_Data shown:_
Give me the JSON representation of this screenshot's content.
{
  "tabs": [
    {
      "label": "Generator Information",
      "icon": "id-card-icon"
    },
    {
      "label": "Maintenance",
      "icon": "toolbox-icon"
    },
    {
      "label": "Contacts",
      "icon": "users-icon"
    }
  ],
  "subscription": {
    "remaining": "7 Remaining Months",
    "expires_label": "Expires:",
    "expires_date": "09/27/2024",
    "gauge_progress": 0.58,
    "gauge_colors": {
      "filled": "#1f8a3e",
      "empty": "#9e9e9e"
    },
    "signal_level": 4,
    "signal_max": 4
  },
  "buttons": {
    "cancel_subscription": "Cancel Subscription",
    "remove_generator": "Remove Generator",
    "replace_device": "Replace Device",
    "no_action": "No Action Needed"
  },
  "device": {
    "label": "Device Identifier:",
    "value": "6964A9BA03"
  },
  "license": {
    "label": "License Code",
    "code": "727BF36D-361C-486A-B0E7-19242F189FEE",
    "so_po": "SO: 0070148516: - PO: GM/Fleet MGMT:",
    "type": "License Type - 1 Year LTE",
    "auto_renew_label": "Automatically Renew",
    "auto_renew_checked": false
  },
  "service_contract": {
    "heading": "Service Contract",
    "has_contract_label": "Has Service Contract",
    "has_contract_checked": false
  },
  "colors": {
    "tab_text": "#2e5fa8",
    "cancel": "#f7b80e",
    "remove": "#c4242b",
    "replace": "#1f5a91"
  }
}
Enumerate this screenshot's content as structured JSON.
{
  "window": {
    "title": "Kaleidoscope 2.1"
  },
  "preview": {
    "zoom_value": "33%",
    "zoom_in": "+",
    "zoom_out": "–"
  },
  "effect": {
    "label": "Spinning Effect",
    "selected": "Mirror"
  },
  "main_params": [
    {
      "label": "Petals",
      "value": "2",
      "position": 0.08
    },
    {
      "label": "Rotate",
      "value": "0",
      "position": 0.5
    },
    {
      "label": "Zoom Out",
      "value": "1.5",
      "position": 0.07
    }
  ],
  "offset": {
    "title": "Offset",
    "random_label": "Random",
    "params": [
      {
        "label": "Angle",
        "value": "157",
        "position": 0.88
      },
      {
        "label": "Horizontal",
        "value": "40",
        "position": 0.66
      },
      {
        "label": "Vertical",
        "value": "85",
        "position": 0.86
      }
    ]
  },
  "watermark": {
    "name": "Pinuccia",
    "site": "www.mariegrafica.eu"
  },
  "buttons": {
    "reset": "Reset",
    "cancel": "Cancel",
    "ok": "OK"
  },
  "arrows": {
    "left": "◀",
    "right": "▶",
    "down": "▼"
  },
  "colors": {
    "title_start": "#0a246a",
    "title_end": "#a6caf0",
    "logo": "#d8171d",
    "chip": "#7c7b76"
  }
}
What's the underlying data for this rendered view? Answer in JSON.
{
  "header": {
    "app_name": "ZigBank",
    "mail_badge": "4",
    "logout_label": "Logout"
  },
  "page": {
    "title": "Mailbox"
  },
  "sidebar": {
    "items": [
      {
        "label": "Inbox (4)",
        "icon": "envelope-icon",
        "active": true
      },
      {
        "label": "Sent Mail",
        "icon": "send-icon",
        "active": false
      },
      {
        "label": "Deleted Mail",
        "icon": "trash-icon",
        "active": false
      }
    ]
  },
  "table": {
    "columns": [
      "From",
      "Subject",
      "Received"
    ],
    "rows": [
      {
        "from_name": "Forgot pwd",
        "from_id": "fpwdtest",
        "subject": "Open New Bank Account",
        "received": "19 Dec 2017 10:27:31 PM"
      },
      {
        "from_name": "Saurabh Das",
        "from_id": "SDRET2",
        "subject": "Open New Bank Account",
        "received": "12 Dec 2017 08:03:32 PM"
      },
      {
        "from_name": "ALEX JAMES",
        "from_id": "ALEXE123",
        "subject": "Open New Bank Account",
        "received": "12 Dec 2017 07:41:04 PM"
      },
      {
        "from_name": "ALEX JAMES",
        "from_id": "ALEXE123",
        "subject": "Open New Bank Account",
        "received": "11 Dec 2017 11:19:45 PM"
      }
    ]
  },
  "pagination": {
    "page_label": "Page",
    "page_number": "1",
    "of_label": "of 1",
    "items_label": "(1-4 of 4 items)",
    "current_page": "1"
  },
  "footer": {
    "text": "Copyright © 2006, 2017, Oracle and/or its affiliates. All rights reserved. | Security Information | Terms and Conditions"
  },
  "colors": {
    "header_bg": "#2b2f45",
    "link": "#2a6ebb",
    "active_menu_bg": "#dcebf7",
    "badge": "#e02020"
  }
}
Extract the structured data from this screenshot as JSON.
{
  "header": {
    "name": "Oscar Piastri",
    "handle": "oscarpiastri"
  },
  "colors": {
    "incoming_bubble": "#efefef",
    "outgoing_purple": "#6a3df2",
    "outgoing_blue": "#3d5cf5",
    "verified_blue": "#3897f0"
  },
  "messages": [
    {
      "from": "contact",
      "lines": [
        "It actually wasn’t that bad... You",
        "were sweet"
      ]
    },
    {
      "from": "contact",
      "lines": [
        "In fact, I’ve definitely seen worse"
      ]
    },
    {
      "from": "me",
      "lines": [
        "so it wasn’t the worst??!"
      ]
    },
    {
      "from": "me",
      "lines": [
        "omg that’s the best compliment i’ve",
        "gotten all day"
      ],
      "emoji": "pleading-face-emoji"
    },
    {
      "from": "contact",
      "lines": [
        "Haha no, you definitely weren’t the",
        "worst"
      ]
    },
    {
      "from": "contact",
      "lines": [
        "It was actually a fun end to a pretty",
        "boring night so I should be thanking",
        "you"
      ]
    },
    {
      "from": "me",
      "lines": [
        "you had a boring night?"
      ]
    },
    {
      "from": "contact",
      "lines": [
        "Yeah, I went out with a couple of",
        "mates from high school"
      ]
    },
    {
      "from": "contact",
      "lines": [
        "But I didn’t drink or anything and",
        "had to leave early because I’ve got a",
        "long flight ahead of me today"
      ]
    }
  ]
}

_Written exercise:_
Extract all of the material exactly as it is written.

_Complete output:_
Give me the JSON representation of this screenshot's content.
{
  "tabs": [
    {
      "label": "Generator Information",
      "icon": "id-card-icon"
    },
    {
      "label": "Maintenance",
      "icon": "toolbox-icon"
    },
    {
      "label": "Contacts",
      "icon": "users-icon"
    }
  ],
  "subscription": {
    "remaining": "7 Remaining Months",
    "expires_label": "Expires:",
    "expires_date": "09/27/2024",
    "gauge_progress": 0.58,
    "gauge_colors": {
      "filled": "#1f8a3e",
      "empty": "#9e9e9e"
    },
    "signal_level": 4,
    "signal_max": 4
  },
  "buttons": {
    "cancel_subscription": "Cancel Subscription",
    "remove_generator": "Remove Generator",
    "replace_device": "Replace Device",
    "no_action": "No Action Needed"
  },
  "device": {
    "label": "Device Identifier:",
    "value": "6964A9BA03"
  },
  "license": {
    "label": "License Code",
    "code": "727BF36D-361C-486A-B0E7-19242F189FEE",
    "so_po": "SO: 0070148516: - PO: GM/Fleet MGMT:",
    "type": "License Type - 1 Year LTE",
    "auto_renew_label": "Automatically Renew",
    "auto_renew_checked": false
  },
  "service_contract": {
    "heading": "Service Contract",
    "has_contract_label": "Has Service Contract",
    "has_contract_checked": false
  },
  "colors": {
    "tab_text": "#2e5fa8",
    "cancel": "#f7b80e",
    "remove": "#c4242b",
    "replace": "#1f5a91"
  }
}
Enumerate this screenshot's content as structured JSON.
{
  "window": {
    "title": "Kaleidoscope 2.1"
  },
  "preview": {
    "zoom_value": "33%",
    "zoom_in": "+",
    "zoom_out": "–"
  },
  "effect": {
    "label": "Spinning Effect",
    "selected": "Mirror"
  },
  "main_params": [
    {
      "label": "Petals",
      "value": "2",
      "position": 0.08
    },
    {
      "label": "Rotate",
      "value": "0",
      "position": 0.5
    },
    {
      "label": "Zoom Out",
      "value": "1.5",
      "position": 0.07
    }
  ],
  "offset": {
    "title": "Offset",
    "random_label": "Random",
    "params": [
      {
        "label": "Angle",
        "value": "157",
        "position": 0.88
      },
      {
        "label": "Horizontal",
        "value": "40",
        "position": 0.66
      },
      {
        "label": "Vertical",
        "value": "85",
        "position": 0.86
      }
    ]
  },
  "watermark": {
    "name": "Pinuccia",
    "site": "www.mariegrafica.eu"
  },
  "buttons": {
    "reset": "Reset",
    "cancel": "Cancel",
    "ok": "OK"
  },
  "arrows": {
    "left": "◀",
    "right": "▶",
    "down": "▼"
  },
  "colors": {
    "title_start": "#0a246a",
    "title_end": "#a6caf0",
    "logo": "#d8171d",
    "chip": "#7c7b76"
  }
}
What's the underlying data for this rendered view? Answer in JSON.
{
  "header": {
    "app_name": "ZigBank",
    "mail_badge": "4",
    "logout_label": "Logout"
  },
  "page": {
    "title": "Mailbox"
  },
  "sidebar": {
    "items": [
      {
        "label": "Inbox (4)",
        "icon": "envelope-icon",
        "active": true
      },
      {
        "label": "Sent Mail",
        "icon": "send-icon",
        "active": false
      },
      {
        "label": "Deleted Mail",
        "icon": "trash-icon",
        "active": false
      }
    ]
  },
  "table": {
    "columns": [
      "From",
      "Subject",
      "Received"
    ],
    "rows": [
      {
        "from_name": "Forgot pwd",
        "from_id": "fpwdtest",
        "subject": "Open New Bank Account",
        "received": "19 Dec 2017 10:27:31 PM"
      },
      {
        "from_name": "Saurabh Das",
        "from_id": "SDRET2",
        "subject": "Open New Bank Account",
        "received": "12 Dec 2017 08:03:32 PM"
      },
      {
        "from_name": "ALEX JAMES",
        "from_id": "ALEXE123",
        "subject": "Open New Bank Account",
        "received": "12 Dec 2017 07:41:04 PM"
      },
      {
        "from_name": "ALEX JAMES",
        "from_id": "ALEXE123",
        "subject": "Open New Bank Account",
        "received": "11 Dec 2017 11:19:45 PM"
      }
    ]
  },
  "pagination": {
    "page_label": "Page",
    "page_number": "1",
    "of_label": "of 1",
    "items_label": "(1-4 of 4 items)",
    "current_page": "1"
  },
  "footer": {
    "text": "Copyright © 2006, 2017, Oracle and/or its affiliates. All rights reserved. | Security Information | Terms and Conditions"
  },
  "colors": {
    "header_bg": "#2b2f45",
    "link": "#2a6ebb",
    "active_menu_bg": "#dcebf7",
    "badge": "#e02020"
  }
}
Extract the structured data from this screenshot as JSON.
{
  "header": {
    "name": "Oscar Piastri",
    "handle": "oscarpiastri"
  },
  "colors": {
    "incoming_bubble": "#efefef",
    "outgoing_purple": "#6a3df2",
    "outgoing_blue": "#3d5cf5",
    "verified_blue": "#3897f0"
  },
  "messages": [
    {
      "from": "contact",
      "lines": [
        "It actually wasn’t that bad... You",
        "were sweet"
      ]
    },
    {
      "from": "contact",
      "lines": [
        "In fact, I’ve definitely seen worse"
      ]
    },
    {
      "from": "me",
      "lines": [
        "so it wasn’t the worst??!"
      ]
    },
    {
      "from": "me",
      "lines": [
        "omg that’s the best compliment i’ve",
        "gotten all day"
      ],
      "emoji": "pleading-face-emoji"
    },
    {
      "from": "contact",
      "lines": [
        "Haha no, you definitely weren’t the",
        "worst"
      ]
    },
    {
      "from": "contact",
      "lines": [
        "It was actually a fun end to a pretty",
        "boring night so I should be thanking",
        "you"
      ]
    },
    {
      "from": "me",
      "lines": [
        "you had a boring night?"
      ]
    },
    {
      "from": "contact",
      "lines": [
        "Yeah, I went out with a couple of",
        "mates from high school"
      ]
    },
    {
      "from": "contact",
      "lines": [
        "But I didn’t drink or anything and",
        "had to leave early because I’ve got a",
        "long flight ahead of me today"
      ]
    }
  ]
}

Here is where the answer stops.